**GIVEN INSTRUCTION**. Word for word, restate every line of the listing that follows.

**RECORD EXTRACTS**.
= = = = =
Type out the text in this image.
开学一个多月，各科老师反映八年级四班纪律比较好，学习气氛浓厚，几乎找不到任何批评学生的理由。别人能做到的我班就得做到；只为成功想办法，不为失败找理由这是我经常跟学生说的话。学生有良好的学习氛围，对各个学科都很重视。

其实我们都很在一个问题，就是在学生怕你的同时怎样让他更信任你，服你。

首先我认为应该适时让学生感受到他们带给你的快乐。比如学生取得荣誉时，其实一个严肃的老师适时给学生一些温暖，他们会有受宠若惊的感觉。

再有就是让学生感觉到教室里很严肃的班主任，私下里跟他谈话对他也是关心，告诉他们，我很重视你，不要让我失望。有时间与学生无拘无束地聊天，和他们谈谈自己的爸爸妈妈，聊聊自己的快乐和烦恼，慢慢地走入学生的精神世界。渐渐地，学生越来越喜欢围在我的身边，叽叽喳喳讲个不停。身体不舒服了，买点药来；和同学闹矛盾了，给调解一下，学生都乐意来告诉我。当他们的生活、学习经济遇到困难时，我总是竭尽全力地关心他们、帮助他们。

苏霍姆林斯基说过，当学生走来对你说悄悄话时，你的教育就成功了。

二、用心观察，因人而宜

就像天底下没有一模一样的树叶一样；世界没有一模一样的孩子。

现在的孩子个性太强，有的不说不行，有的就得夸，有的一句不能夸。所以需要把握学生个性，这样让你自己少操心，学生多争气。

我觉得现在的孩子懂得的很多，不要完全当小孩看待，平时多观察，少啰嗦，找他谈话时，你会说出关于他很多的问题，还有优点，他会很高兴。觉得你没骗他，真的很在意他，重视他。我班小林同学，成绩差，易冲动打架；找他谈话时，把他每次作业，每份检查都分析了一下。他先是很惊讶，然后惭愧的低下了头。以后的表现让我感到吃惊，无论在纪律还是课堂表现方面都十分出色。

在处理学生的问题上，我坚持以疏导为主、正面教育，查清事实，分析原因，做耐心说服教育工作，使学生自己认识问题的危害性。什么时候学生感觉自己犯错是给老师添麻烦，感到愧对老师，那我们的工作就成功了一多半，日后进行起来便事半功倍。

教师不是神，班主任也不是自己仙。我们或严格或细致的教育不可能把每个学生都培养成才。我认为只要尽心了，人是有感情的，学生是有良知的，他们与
= = = = =
**COMPLETE ANSWER**.
Type out the text in this image.
开学一个多月，各科老师反映八年级四班纪律比较好，学习气氛浓厚，几乎找不到任何批评学生的理由。别人能做到的我班就得做到；只为成功想办法，不为失败找理由这是我经常跟学生说的话。学生有良好的学习氛围，对各个学科都很重视。

其实我们都很在一个问题，就是在学生怕你的同时怎样让他更信任你，服你。

首先我认为应该适时让学生感受到他们带给你的快乐。比如学生取得荣誉时，其实一个严肃的老师适时给学生一些温暖，他们会有受宠若惊的感觉。

再有就是让学生感觉到教室里很严肃的班主任，私下里跟他谈话对他也是关心，告诉他们，我很重视你，不要让我失望。有时间与学生无拘无束地聊天，和他们谈谈自己的爸爸妈妈，聊聊自己的快乐和烦恼，慢慢地走入学生的精神世界。渐渐地，学生越来越喜欢围在我的身边，叽叽喳喳讲个不停。身体不舒服了，买点药来；和同学闹矛盾了，给调解一下，学生都乐意来告诉我。当他们的生活、学习经济遇到困难时，我总是竭尽全力地关心他们、帮助他们。

苏霍姆林斯基说过，当学生走来对你说悄悄话时，你的教育就成功了。

二、用心观察，因人而宜

就像天底下没有一模一样的树叶一样；世界没有一模一样的孩子。

现在的孩子个性太强，有的不说不行，有的就得夸，有的一句不能夸。所以需要把握学生个性，这样让你自己少操心，学生多争气。

我觉得现在的孩子懂得的很多，不要完全当小孩看待，平时多观察，少啰嗦，找他谈话时，你会说出关于他很多的问题，还有优点，他会很高兴。觉得你没骗他，真的很在意他，重视他。我班小林同学，成绩差，易冲动打架；找他谈话时，把他每次作业，每份检查都分析了一下。他先是很惊讶，然后惭愧的低下了头。以后的表现让我感到吃惊，无论在纪律还是课堂表现方面都十分出色。

在处理学生的问题上，我坚持以疏导为主、正面教育，查清事实，分析原因，做耐心说服教育工作，使学生自己认识问题的危害性。什么时候学生感觉自己犯错是给老师添麻烦，感到愧对老师，那我们的工作就成功了一多半，日后进行起来便事半功倍。

教师不是神，班主任也不是自己仙。我们或严格或细致的教育不可能把每个学生都培养成才。我认为只要尽心了，人是有感情的，学生是有良知的，他们与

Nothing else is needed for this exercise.